Find the line that contains "What text is on this page?"; then retype it and each line after it, exactly, through the final line of the data below.

━━ Data for this exercise ━━

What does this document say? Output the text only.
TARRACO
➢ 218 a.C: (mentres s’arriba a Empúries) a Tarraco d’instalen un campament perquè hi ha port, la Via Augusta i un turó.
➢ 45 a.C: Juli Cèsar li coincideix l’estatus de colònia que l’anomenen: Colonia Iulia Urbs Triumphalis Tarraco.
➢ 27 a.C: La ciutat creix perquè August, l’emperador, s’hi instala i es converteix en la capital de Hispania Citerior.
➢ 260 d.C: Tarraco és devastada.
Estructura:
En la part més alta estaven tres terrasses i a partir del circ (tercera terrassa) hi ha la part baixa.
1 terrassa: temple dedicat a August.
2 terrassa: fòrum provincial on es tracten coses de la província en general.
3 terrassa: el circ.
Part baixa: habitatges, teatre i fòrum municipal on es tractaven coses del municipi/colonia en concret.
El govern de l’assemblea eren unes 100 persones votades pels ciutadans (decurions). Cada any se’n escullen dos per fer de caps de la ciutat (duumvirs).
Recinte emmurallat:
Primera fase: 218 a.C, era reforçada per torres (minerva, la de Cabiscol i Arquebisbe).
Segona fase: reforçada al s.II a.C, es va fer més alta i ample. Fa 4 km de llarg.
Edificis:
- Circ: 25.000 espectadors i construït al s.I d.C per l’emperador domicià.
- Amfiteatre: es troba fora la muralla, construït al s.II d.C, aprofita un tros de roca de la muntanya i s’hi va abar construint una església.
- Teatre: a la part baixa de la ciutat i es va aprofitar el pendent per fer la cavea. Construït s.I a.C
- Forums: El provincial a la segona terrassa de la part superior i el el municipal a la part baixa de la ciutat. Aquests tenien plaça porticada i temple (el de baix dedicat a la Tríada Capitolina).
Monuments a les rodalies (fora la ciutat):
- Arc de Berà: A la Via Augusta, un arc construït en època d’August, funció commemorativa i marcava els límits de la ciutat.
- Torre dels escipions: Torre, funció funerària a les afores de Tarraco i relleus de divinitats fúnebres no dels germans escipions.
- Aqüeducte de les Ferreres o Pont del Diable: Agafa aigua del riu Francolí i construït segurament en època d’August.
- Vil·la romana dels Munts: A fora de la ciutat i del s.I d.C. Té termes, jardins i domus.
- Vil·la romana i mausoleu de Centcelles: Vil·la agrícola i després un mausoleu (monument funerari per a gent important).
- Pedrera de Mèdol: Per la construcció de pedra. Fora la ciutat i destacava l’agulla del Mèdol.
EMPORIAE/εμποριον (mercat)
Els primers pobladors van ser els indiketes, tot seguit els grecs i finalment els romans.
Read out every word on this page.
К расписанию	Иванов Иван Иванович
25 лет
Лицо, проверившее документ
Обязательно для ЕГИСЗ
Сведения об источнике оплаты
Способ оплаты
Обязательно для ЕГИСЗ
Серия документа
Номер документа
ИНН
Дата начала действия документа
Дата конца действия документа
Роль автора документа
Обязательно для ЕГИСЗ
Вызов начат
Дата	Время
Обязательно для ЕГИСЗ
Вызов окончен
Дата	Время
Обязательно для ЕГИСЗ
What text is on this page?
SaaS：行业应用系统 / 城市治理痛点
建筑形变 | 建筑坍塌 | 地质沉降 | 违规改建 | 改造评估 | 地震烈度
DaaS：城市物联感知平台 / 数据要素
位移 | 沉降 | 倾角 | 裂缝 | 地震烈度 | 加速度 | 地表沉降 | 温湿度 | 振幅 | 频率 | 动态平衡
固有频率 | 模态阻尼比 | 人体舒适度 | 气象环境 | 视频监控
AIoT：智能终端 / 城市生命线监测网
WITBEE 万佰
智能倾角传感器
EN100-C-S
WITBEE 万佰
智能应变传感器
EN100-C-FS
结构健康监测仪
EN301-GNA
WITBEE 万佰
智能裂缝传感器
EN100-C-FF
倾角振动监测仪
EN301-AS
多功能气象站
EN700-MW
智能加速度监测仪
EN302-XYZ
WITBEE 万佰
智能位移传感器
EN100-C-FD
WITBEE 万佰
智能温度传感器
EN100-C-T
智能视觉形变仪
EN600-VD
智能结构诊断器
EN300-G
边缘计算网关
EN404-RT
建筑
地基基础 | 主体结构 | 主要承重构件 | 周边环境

━━━

▸ **The output**:
What text is on this page?
SaaS：行业应用系统 / 城市治理痛点
建筑形变 | 建筑坍塌 | 地质沉降 | 违规改建 | 改造评估 | 地震烈度
DaaS：城市物联感知平台 / 数据要素
位移 | 沉降 | 倾角 | 裂缝 | 地震烈度 | 加速度 | 地表沉降 | 温湿度 | 振幅 | 频率 | 动态平衡
固有频率 | 模态阻尼比 | 人体舒适度 | 气象环境 | 视频监控
AIoT：智能终端 / 城市生命线监测网
WITBEE 万佰
智能倾角传感器
EN100-C-S
WITBEE 万佰
智能应变传感器
EN100-C-FS
结构健康监测仪
EN301-GNA
WITBEE 万佰
智能裂缝传感器
EN100-C-FF
倾角振动监测仪
EN301-AS
多功能气象站
EN700-MW
智能加速度监测仪
EN302-XYZ
WITBEE 万佰
智能位移传感器
EN100-C-FD
WITBEE 万佰
智能温度传感器
EN100-C-T
智能视觉形变仪
EN600-VD
智能结构诊断器
EN300-G
边缘计算网关
EN404-RT
建筑
地基基础 | 主体结构 | 主要承重构件 | 周边环境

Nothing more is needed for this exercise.